## Exercise aim
Scan the data below for the string "Issue". Show every line where it turns up.

## Given records
-------

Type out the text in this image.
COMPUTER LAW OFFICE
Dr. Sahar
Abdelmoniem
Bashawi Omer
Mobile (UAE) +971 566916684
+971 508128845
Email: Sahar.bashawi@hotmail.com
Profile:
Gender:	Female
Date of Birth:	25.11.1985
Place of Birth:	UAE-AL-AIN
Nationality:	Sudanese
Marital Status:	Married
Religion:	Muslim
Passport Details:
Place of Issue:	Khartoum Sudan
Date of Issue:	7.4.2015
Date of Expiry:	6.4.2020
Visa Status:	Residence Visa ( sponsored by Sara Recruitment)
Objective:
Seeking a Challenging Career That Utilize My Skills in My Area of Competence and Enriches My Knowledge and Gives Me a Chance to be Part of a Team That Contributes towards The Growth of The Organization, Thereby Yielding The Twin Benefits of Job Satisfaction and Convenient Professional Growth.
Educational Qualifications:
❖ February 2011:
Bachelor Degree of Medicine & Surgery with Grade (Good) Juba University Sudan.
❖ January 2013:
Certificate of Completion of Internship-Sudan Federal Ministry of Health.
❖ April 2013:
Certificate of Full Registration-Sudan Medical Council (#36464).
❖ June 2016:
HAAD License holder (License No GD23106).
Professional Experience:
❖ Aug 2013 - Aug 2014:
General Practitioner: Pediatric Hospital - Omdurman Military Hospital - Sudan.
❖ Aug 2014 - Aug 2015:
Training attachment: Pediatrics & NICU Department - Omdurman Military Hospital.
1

-------

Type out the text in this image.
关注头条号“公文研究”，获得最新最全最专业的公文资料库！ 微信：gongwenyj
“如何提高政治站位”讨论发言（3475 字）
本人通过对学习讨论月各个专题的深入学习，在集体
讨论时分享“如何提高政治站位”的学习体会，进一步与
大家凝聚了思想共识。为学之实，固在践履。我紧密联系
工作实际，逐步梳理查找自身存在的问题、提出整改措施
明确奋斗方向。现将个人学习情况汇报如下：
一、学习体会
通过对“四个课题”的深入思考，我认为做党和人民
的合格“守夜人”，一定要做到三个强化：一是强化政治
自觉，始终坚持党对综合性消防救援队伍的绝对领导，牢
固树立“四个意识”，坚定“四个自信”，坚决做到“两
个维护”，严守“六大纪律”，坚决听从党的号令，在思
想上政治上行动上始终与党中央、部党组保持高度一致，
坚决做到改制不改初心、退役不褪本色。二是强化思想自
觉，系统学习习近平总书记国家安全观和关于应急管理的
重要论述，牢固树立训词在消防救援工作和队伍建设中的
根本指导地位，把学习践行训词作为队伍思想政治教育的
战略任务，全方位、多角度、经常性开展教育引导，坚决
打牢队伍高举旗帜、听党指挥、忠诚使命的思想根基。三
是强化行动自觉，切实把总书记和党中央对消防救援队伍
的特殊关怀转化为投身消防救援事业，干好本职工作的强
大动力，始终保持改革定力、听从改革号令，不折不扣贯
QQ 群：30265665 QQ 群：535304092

-------

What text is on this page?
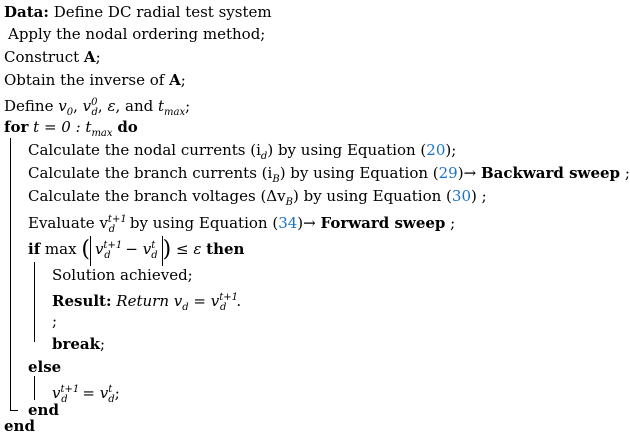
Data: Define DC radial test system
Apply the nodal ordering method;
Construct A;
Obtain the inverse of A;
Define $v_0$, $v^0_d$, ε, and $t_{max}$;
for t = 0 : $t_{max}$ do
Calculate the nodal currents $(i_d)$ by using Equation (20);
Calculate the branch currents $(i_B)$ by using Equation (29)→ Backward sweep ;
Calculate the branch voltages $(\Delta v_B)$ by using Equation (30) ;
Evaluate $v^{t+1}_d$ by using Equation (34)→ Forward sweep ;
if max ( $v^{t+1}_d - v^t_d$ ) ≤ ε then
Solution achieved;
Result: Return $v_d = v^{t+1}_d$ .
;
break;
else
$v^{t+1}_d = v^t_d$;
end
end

-------

## Response for this exercise
Place of Issue:	Khartoum Sudan
Date of Issue:	7.4.2015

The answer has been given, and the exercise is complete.